§ **TASK DETAILS**
Give every line of the material again, exactly as written.

§ **DATA EXTRACT**

----------

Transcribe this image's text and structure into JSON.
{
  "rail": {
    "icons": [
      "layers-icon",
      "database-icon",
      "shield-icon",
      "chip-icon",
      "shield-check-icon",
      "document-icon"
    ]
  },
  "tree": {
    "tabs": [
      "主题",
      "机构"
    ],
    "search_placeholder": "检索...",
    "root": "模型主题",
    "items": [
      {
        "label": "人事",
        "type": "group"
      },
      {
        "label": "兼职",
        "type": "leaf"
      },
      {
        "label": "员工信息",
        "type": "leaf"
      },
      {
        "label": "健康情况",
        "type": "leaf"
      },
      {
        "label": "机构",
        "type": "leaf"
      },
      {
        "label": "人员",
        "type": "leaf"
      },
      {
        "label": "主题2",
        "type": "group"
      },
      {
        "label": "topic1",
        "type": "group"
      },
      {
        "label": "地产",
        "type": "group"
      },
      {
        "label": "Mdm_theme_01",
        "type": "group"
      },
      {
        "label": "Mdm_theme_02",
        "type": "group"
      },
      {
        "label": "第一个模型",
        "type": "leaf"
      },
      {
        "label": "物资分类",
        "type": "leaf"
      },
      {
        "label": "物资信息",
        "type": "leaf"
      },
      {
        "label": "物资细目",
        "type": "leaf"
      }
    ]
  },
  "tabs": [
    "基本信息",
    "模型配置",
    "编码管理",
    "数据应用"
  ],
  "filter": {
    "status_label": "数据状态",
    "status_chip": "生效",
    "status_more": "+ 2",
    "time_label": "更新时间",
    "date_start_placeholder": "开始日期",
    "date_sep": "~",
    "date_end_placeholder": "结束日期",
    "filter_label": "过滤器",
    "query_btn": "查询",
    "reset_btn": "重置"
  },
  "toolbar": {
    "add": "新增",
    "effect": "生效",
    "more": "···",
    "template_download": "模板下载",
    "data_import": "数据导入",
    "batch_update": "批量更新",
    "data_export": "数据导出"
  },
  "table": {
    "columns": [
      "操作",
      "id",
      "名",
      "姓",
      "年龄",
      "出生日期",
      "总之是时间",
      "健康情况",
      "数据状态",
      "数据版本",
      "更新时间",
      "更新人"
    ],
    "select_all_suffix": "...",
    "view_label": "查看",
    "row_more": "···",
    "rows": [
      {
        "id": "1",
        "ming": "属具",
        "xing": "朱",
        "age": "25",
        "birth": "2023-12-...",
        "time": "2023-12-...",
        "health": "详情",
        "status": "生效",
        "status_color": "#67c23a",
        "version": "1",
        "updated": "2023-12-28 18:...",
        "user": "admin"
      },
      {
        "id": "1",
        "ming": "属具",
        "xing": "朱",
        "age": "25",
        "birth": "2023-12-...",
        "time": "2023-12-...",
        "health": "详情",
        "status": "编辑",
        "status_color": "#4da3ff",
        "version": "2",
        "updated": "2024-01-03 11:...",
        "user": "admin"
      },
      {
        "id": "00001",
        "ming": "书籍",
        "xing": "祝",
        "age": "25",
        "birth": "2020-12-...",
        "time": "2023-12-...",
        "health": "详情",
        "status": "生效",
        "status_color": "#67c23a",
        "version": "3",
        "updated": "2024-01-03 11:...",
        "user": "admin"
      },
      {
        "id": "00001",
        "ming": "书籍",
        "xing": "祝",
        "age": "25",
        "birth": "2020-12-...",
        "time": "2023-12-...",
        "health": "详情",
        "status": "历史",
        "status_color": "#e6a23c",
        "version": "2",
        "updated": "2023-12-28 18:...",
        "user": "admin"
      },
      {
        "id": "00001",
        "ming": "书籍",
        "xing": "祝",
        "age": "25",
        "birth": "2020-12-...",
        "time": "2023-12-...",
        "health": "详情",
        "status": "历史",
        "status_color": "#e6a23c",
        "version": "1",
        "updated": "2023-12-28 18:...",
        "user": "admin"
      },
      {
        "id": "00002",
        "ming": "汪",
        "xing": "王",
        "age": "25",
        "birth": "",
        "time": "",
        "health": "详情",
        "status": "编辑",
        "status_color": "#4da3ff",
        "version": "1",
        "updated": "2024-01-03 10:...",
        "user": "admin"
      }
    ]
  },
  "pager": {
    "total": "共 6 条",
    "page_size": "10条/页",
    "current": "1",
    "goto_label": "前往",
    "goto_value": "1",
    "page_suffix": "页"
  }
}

----------

§ **OUTPUT**
Transcribe this image's text and structure into JSON.
{
  "rail": {
    "icons": [
      "layers-icon",
      "database-icon",
      "shield-icon",
      "chip-icon",
      "shield-check-icon",
      "document-icon"
    ]
  },
  "tree": {
    "tabs": [
      "主题",
      "机构"
    ],
    "search_placeholder": "检索...",
    "root": "模型主题",
    "items": [
      {
        "label": "人事",
        "type": "group"
      },
      {
        "label": "兼职",
        "type": "leaf"
      },
      {
        "label": "员工信息",
        "type": "leaf"
      },
      {
        "label": "健康情况",
        "type": "leaf"
      },
      {
        "label": "机构",
        "type": "leaf"
      },
      {
        "label": "人员",
        "type": "leaf"
      },
      {
        "label": "主题2",
        "type": "group"
      },
      {
        "label": "topic1",
        "type": "group"
      },
      {
        "label": "地产",
        "type": "group"
      },
      {
        "label": "Mdm_theme_01",
        "type": "group"
      },
      {
        "label": "Mdm_theme_02",
        "type": "group"
      },
      {
        "label": "第一个模型",
        "type": "leaf"
      },
      {
        "label": "物资分类",
        "type": "leaf"
      },
      {
        "label": "物资信息",
        "type": "leaf"
      },
      {
        "label": "物资细目",
        "type": "leaf"
      }
    ]
  },
  "tabs": [
    "基本信息",
    "模型配置",
    "编码管理",
    "数据应用"
  ],
  "filter": {
    "status_label": "数据状态",
    "status_chip": "生效",
    "status_more": "+ 2",
    "time_label": "更新时间",
    "date_start_placeholder": "开始日期",
    "date_sep": "~",
    "date_end_placeholder": "结束日期",
    "filter_label": "过滤器",
    "query_btn": "查询",
    "reset_btn": "重置"
  },
  "toolbar": {
    "add": "新增",
    "effect": "生效",
    "more": "···",
    "template_download": "模板下载",
    "data_import": "数据导入",
    "batch_update": "批量更新",
    "data_export": "数据导出"
  },
  "table": {
    "columns": [
      "操作",
      "id",
      "名",
      "姓",
      "年龄",
      "出生日期",
      "总之是时间",
      "健康情况",
      "数据状态",
      "数据版本",
      "更新时间",
      "更新人"
    ],
    "select_all_suffix": "...",
    "view_label": "查看",
    "row_more": "···",
    "rows": [
      {
        "id": "1",
        "ming": "属具",
        "xing": "朱",
        "age": "25",
        "birth": "2023-12-...",
        "time": "2023-12-...",
        "health": "详情",
        "status": "生效",
        "status_color": "#67c23a",
        "version": "1",
        "updated": "2023-12-28 18:...",
        "user": "admin"
      },
      {
        "id": "1",
        "ming": "属具",
        "xing": "朱",
        "age": "25",
        "birth": "2023-12-...",
        "time": "2023-12-...",
        "health": "详情",
        "status": "编辑",
        "status_color": "#4da3ff",
        "version": "2",
        "updated": "2024-01-03 11:...",
        "user": "admin"
      },
      {
        "id": "00001",
        "ming": "书籍",
        "xing": "祝",
        "age": "25",
        "birth": "2020-12-...",
        "time": "2023-12-...",
        "health": "详情",
        "status": "生效",
        "status_color": "#67c23a",
        "version": "3",
        "updated": "2024-01-03 11:...",
        "user": "admin"
      },
      {
        "id": "00001",
        "ming": "书籍",
        "xing": "祝",
        "age": "25",
        "birth": "2020-12-...",
        "time": "2023-12-...",
        "health": "详情",
        "status": "历史",
        "status_color": "#e6a23c",
        "version": "2",
        "updated": "2023-12-28 18:...",
        "user": "admin"
      },
      {
        "id": "00001",
        "ming": "书籍",
        "xing": "祝",
        "age": "25",
        "birth": "2020-12-...",
        "time": "2023-12-...",
        "health": "详情",
        "status": "历史",
        "status_color": "#e6a23c",
        "version": "1",
        "updated": "2023-12-28 18:...",
        "user": "admin"
      },
      {
        "id": "00002",
        "ming": "汪",
        "xing": "王",
        "age": "25",
        "birth": "",
        "time": "",
        "health": "详情",
        "status": "编辑",
        "status_color": "#4da3ff",
        "version": "1",
        "updated": "2024-01-03 10:...",
        "user": "admin"
      }
    ]
  },
  "pager": {
    "total": "共 6 条",
    "page_size": "10条/页",
    "current": "1",
    "goto_label": "前往",
    "goto_value": "1",
    "page_suffix": "页"
  }
}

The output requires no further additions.